_Task requirements:_
Reproduce each line that includes the word "subtitle".

_Records provided:_
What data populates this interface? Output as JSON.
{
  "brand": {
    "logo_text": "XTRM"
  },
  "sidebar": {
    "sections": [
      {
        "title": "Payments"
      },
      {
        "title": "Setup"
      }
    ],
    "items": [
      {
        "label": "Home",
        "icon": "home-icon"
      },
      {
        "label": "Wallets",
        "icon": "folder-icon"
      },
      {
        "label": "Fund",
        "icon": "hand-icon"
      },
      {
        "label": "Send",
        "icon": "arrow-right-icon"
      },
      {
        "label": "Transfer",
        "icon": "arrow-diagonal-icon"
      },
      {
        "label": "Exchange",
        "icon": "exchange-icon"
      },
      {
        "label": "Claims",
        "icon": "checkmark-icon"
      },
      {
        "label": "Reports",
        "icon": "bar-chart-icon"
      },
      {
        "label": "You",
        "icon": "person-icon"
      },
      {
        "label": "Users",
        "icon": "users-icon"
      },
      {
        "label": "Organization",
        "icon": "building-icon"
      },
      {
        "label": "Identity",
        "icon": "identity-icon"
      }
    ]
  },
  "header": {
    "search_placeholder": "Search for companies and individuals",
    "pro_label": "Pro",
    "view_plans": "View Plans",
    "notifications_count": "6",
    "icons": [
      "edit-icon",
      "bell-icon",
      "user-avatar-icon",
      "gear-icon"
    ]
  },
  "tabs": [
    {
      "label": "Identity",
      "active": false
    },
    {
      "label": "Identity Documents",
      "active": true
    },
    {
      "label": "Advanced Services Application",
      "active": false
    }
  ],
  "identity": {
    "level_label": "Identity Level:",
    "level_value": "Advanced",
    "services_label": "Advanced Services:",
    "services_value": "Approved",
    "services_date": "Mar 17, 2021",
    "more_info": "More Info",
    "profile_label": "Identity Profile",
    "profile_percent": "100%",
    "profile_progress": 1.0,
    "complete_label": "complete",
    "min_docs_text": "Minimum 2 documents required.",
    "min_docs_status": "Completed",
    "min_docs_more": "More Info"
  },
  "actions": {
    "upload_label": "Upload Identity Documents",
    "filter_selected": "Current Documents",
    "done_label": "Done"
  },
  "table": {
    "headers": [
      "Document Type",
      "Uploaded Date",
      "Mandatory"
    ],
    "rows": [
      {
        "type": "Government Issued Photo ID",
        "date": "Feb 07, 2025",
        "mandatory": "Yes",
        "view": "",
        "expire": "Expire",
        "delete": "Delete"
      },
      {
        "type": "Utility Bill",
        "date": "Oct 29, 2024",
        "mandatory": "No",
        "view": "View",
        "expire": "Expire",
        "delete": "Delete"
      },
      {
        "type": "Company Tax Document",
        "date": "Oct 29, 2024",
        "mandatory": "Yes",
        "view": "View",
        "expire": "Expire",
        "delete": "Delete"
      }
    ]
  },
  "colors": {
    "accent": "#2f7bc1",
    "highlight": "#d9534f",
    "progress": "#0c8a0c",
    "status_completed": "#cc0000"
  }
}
==
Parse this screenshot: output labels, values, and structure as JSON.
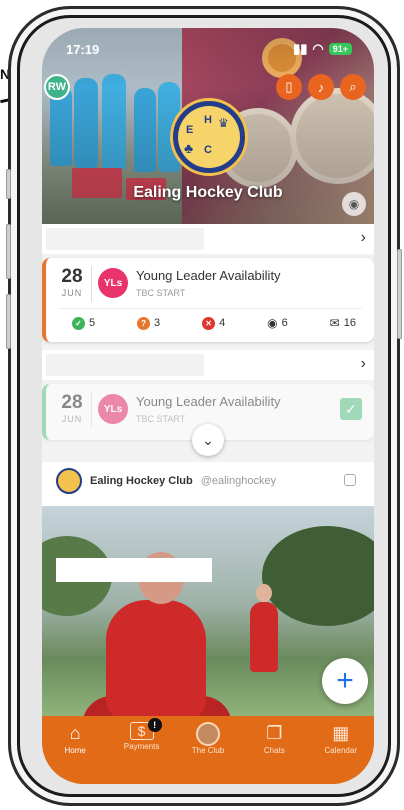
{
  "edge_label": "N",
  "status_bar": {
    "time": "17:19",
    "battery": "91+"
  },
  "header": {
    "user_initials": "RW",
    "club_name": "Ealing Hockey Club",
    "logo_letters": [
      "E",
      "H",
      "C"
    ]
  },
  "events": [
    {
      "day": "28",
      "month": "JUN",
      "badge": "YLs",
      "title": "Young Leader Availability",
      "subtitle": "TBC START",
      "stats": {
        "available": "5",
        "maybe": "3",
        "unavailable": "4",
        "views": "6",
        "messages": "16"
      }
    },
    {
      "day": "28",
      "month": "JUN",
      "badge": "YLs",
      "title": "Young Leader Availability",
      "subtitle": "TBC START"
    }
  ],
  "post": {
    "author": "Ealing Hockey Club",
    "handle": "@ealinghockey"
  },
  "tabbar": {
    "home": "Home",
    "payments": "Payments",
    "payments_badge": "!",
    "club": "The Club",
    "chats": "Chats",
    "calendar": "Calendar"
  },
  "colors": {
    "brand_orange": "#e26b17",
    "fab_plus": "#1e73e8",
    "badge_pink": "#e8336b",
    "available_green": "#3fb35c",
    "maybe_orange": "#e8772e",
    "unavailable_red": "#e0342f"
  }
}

_Result of this task:_
      "subtitle": "TBC START",
      "subtitle": "TBC START"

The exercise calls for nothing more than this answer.